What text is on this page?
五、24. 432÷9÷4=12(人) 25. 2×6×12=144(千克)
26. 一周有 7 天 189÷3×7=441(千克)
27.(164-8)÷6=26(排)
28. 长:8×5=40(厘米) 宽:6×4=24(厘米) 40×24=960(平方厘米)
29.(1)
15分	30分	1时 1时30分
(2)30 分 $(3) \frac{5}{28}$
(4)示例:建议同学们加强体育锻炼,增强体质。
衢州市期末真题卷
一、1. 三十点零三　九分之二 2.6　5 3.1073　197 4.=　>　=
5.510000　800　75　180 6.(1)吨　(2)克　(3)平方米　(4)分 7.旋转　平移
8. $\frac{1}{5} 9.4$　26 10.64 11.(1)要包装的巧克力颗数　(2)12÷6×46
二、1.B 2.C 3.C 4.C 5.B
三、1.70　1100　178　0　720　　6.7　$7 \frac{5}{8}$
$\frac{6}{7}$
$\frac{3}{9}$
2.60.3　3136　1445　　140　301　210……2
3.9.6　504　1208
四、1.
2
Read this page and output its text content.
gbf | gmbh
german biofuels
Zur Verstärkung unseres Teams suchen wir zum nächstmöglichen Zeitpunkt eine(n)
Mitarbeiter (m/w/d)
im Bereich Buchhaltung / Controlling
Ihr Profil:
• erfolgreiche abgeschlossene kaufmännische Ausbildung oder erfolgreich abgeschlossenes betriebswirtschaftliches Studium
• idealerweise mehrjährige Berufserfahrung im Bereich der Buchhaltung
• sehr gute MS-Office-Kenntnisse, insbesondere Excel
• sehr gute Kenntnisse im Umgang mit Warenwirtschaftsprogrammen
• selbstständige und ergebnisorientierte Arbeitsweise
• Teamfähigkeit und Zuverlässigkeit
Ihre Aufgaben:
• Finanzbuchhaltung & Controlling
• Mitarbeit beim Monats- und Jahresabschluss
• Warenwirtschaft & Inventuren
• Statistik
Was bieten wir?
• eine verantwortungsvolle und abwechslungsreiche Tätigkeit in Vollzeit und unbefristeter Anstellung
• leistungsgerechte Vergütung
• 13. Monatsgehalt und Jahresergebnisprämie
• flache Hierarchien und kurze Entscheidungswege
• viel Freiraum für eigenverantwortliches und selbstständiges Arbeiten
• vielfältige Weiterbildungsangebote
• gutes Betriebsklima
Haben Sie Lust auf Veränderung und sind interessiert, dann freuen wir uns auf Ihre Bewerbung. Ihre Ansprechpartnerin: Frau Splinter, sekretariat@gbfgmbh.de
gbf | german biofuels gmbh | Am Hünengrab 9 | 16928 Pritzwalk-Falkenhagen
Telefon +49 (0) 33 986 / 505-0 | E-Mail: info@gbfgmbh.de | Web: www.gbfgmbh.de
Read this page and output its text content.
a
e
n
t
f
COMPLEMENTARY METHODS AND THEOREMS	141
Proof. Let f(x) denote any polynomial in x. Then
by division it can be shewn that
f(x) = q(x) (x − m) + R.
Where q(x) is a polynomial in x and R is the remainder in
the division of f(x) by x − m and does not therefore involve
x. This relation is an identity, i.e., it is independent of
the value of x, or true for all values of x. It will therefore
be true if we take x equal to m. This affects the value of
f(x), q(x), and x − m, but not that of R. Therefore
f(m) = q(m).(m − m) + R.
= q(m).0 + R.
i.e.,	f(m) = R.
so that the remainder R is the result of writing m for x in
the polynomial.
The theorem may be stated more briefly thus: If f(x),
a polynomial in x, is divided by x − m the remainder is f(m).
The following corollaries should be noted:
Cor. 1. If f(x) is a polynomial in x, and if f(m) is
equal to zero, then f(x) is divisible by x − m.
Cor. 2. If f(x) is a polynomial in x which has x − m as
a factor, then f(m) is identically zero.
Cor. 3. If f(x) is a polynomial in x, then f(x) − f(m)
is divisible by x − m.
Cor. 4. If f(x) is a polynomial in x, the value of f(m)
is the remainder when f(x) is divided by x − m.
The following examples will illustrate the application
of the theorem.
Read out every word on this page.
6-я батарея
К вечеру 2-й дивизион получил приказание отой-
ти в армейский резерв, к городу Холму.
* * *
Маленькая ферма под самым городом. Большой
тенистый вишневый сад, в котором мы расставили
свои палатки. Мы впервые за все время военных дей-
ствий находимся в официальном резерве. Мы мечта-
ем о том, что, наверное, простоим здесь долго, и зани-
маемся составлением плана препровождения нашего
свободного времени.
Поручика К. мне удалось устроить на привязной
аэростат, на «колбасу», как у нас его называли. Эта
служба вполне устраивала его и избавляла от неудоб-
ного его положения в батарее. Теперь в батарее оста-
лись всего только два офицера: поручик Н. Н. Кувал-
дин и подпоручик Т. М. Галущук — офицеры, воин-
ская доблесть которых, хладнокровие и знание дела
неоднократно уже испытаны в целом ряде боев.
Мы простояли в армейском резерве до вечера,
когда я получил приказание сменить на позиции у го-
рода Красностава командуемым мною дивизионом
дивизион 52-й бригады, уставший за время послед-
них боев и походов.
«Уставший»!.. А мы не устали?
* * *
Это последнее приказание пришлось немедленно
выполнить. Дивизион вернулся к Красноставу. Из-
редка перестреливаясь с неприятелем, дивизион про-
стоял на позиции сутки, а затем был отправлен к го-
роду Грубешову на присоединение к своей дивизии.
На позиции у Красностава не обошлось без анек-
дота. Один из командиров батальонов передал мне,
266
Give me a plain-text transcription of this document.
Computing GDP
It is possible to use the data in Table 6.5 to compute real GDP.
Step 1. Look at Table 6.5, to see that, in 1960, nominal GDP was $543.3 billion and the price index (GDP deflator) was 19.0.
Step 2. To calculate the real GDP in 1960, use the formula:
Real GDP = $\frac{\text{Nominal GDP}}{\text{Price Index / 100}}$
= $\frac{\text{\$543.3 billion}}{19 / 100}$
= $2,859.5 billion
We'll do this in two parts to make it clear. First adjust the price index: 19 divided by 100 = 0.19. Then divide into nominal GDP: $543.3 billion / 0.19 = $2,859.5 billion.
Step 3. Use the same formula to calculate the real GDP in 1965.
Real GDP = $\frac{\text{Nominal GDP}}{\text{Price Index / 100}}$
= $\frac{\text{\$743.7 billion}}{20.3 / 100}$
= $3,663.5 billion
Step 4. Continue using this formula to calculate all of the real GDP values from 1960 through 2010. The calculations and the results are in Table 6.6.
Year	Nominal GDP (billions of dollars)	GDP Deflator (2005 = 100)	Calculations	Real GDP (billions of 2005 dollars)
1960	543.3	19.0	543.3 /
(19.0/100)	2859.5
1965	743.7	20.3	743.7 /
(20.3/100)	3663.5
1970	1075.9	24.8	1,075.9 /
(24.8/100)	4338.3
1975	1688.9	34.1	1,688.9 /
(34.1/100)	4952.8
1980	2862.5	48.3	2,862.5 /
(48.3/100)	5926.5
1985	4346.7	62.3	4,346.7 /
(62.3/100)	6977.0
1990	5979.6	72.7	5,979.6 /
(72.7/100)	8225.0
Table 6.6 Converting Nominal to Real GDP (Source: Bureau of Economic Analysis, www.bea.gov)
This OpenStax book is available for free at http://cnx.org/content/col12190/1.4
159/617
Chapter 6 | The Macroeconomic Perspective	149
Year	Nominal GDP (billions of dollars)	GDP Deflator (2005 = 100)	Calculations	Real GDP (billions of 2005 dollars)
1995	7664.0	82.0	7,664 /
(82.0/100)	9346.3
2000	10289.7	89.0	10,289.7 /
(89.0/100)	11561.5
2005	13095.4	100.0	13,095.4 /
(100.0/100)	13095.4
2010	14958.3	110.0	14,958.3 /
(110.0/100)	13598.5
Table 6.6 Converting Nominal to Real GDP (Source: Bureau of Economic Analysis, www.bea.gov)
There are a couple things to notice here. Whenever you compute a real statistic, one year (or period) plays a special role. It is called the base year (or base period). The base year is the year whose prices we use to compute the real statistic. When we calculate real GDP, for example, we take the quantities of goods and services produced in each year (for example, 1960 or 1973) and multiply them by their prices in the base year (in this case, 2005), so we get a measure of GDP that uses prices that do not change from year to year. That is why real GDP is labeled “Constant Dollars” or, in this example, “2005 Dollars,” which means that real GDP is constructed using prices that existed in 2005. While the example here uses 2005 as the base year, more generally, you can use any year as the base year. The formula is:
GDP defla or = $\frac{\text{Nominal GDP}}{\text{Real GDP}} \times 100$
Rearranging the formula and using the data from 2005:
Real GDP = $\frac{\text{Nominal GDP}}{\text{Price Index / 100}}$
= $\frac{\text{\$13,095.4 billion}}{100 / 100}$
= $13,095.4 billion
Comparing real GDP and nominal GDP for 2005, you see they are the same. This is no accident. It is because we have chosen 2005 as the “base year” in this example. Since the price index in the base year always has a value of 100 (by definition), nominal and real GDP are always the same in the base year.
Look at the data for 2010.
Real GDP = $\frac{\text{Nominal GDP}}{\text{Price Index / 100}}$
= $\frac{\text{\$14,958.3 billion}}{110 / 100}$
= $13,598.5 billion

**EXERCISE**. Return every line above that contains the word "Table".

**EXPECTED ANSWER**.
It is possible to use the data in Table 6.5 to compute real GDP.
Step 1. Look at Table 6.5, to see that, in 1960, nominal GDP was $543.3 billion and the price index (GDP deflator) was 19.0.
Step 4. Continue using this formula to calculate all of the real GDP values from 1960 through 2010. The calculations and the results are in Table 6.6.
Table 6.6 Converting Nominal to Real GDP (Source: Bureau of Economic Analysis, www.bea.gov)
Table 6.6 Converting Nominal to Real GDP (Source: Bureau of Economic Analysis, www.bea.gov)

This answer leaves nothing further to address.